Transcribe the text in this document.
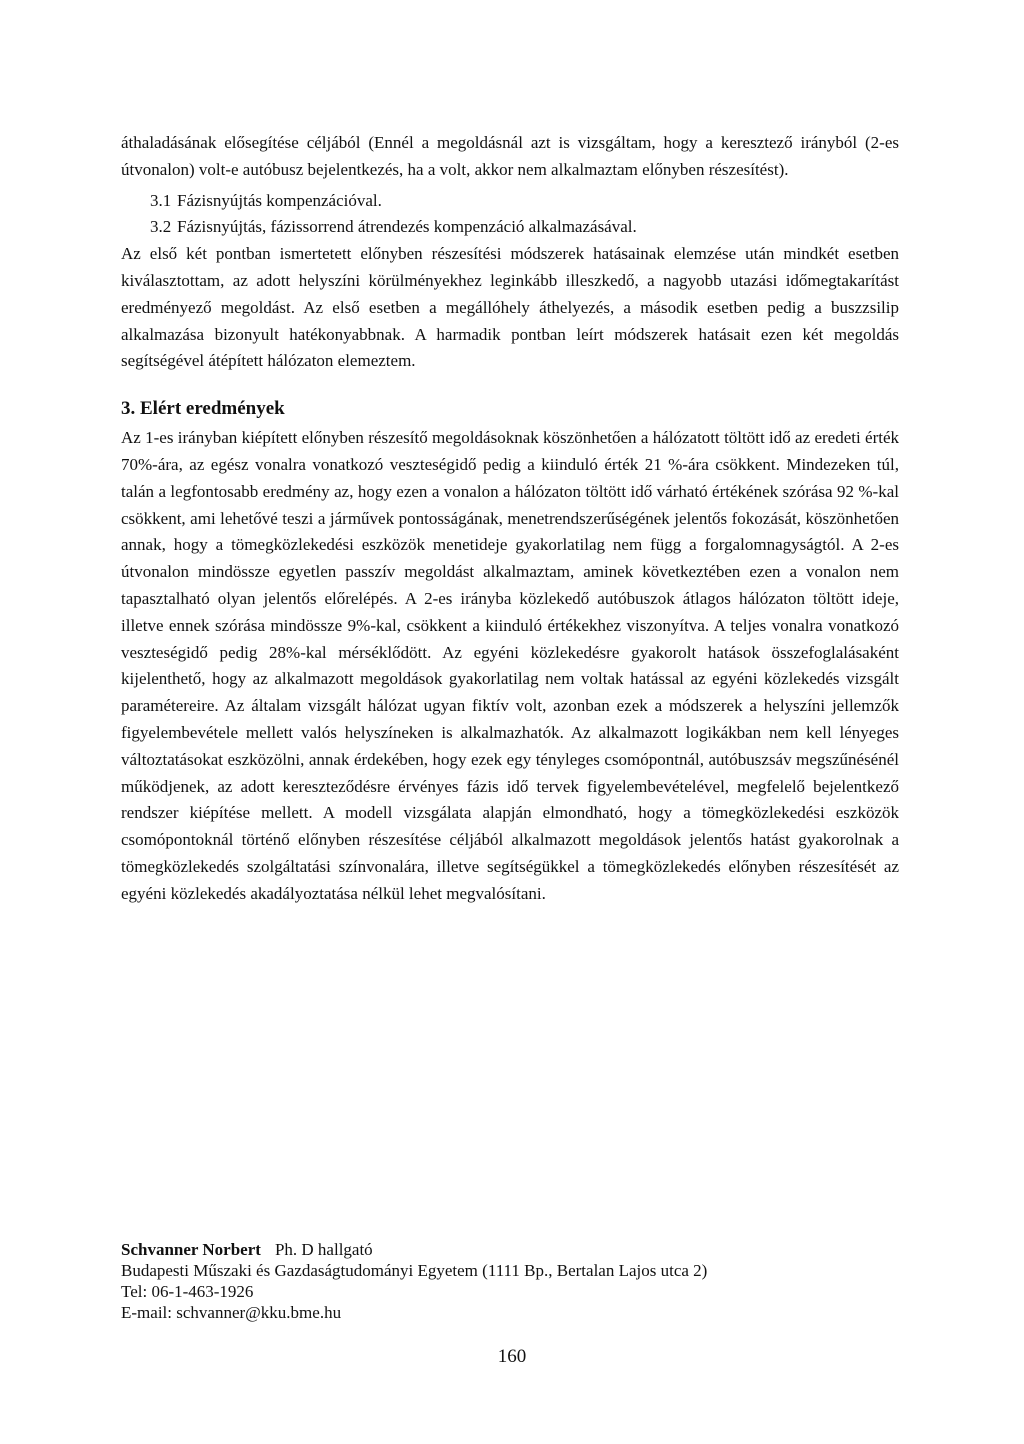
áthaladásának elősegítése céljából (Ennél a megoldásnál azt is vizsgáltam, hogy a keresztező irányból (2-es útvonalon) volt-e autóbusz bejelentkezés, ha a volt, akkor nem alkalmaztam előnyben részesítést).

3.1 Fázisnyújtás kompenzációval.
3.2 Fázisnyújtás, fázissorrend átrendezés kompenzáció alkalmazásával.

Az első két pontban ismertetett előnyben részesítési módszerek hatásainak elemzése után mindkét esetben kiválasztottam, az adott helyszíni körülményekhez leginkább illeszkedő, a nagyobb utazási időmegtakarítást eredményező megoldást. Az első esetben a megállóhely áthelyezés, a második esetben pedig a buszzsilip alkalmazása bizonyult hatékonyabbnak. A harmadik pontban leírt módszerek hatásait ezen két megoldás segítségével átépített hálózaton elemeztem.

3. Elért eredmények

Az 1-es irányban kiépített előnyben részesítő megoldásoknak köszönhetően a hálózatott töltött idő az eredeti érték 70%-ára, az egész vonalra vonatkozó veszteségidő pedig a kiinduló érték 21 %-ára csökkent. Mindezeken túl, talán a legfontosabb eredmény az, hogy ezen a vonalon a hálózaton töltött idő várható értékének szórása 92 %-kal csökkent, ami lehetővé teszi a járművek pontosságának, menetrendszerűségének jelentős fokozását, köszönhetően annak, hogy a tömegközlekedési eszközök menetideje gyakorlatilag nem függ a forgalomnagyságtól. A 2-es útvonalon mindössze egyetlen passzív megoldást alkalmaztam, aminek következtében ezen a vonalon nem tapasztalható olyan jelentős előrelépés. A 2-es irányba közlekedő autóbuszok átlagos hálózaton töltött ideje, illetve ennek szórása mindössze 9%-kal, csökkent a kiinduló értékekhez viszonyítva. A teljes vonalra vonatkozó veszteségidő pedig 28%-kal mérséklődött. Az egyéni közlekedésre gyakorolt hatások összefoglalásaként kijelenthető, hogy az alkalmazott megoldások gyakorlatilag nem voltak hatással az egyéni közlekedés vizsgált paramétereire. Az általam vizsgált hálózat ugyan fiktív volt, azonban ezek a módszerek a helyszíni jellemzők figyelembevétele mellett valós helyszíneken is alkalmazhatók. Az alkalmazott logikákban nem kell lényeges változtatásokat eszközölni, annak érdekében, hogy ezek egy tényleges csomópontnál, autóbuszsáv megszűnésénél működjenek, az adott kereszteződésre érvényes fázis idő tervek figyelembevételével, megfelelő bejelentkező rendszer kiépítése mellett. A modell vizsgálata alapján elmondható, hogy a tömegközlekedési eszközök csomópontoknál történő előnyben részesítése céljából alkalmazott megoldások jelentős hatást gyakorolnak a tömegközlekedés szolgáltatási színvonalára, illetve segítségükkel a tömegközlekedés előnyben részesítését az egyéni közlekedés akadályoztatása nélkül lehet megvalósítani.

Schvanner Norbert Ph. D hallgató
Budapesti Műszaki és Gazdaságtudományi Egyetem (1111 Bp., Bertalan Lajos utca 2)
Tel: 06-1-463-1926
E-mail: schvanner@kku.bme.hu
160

+===+

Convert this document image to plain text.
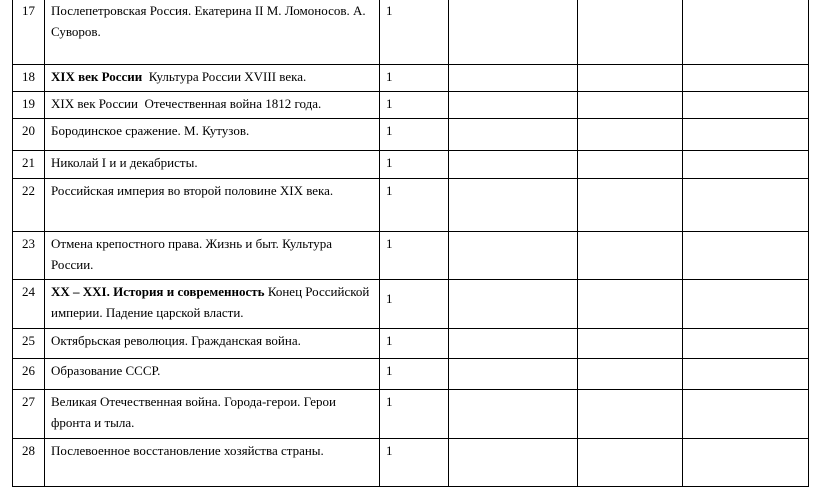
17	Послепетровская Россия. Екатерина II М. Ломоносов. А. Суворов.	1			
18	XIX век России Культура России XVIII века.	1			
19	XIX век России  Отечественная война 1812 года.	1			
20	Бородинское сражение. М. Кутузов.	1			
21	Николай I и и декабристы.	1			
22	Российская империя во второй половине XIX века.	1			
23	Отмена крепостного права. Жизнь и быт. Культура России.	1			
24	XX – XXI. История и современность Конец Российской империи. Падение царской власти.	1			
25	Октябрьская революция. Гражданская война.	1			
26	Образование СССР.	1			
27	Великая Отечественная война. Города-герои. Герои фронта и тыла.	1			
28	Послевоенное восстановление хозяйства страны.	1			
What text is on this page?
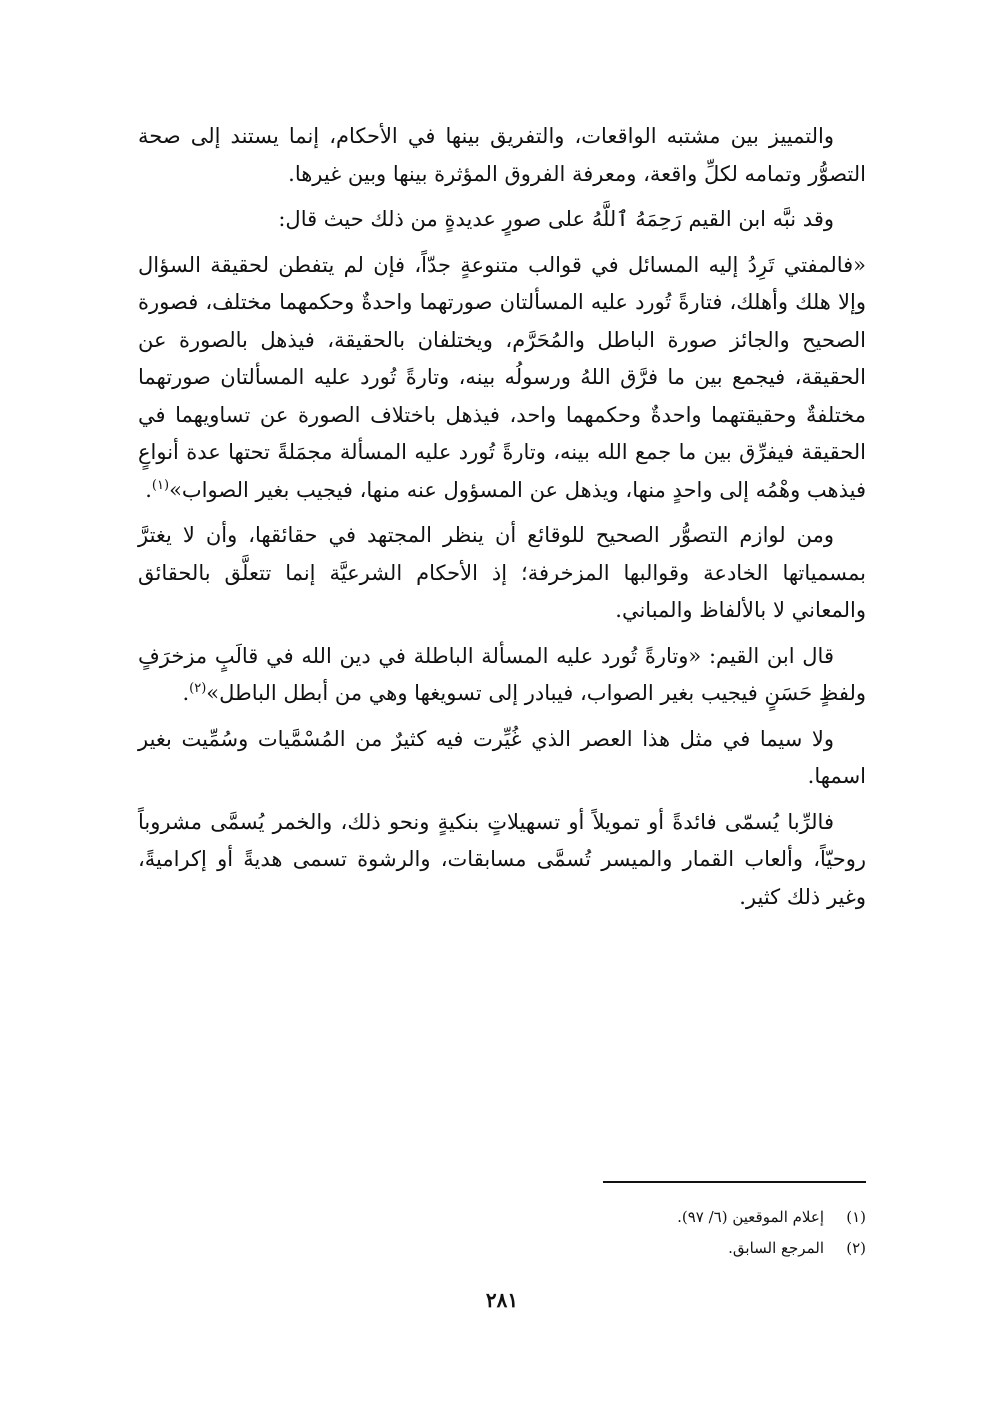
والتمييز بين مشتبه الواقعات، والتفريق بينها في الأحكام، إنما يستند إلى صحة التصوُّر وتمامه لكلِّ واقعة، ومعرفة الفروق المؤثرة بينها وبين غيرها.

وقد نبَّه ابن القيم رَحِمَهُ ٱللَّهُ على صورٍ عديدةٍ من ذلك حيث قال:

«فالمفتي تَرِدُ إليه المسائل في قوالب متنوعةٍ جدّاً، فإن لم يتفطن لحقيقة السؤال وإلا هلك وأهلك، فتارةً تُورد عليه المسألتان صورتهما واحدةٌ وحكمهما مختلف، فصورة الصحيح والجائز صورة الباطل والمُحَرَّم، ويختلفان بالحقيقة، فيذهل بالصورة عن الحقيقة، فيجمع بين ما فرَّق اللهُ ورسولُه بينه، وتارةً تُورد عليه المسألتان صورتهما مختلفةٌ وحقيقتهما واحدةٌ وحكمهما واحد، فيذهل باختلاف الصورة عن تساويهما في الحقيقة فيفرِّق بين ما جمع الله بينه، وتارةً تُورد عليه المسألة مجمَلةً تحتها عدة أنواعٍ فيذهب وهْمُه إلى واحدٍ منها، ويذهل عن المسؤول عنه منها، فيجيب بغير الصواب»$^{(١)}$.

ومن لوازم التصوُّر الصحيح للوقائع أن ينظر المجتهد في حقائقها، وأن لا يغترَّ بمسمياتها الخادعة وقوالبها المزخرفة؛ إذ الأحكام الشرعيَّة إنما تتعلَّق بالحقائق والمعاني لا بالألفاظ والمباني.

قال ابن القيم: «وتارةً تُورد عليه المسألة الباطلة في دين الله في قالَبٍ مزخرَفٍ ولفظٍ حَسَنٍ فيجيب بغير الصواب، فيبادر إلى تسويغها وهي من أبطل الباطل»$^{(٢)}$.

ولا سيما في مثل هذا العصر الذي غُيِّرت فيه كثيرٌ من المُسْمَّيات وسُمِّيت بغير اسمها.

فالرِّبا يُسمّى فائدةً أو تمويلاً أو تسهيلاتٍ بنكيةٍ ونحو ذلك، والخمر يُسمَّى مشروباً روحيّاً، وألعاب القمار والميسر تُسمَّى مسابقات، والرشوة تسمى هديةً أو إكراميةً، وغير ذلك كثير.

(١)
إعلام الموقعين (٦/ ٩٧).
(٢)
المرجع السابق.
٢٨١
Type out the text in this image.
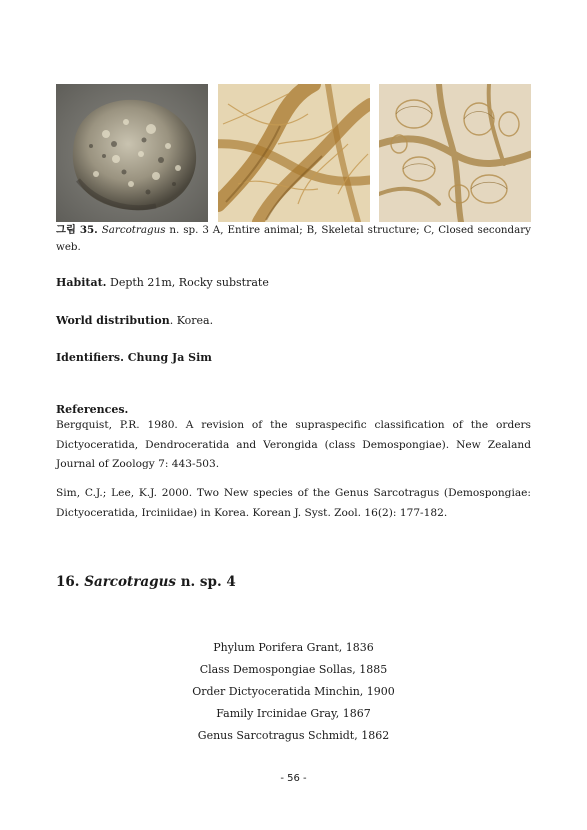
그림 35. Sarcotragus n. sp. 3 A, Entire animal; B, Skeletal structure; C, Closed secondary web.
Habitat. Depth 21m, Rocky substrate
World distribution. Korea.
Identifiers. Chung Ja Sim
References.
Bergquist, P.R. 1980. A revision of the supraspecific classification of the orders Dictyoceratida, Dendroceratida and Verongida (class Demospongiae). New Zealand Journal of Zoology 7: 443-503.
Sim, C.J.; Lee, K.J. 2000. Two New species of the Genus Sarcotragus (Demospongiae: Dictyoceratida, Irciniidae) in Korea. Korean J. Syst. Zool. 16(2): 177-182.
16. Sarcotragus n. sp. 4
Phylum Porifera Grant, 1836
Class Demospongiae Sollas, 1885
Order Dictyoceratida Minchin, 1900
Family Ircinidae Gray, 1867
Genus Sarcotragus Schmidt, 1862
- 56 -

+===+

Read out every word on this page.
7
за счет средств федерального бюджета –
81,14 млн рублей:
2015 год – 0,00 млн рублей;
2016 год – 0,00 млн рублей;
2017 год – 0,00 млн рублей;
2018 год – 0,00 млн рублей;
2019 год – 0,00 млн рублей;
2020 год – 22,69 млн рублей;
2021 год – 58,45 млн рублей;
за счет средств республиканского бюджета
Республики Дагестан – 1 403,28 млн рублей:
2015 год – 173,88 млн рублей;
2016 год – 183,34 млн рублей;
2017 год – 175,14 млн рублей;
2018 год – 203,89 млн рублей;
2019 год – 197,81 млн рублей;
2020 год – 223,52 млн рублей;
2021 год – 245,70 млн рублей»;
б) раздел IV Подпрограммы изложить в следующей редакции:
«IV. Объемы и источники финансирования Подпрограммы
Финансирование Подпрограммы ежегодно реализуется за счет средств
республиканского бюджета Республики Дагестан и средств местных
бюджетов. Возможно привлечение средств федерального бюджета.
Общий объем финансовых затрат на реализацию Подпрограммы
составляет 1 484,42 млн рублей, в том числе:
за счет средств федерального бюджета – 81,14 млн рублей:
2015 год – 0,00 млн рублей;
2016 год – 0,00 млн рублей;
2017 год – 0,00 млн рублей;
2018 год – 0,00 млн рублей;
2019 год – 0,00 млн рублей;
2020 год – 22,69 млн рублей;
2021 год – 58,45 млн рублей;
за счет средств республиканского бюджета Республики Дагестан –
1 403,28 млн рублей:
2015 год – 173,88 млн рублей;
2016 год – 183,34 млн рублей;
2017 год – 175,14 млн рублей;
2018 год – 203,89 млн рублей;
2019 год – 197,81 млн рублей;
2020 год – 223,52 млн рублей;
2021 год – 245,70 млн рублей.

+===+

■ WRITTEN REQUEST: Consider the entries above and return each line with the string "Подпрограммы".

■ EXERCISE RESULT:
б) раздел IV Подпрограммы изложить в следующей редакции:
«IV. Объемы и источники финансирования Подпрограммы
Финансирование Подпрограммы ежегодно реализуется за счет средств
Общий объем финансовых затрат на реализацию Подпрограммы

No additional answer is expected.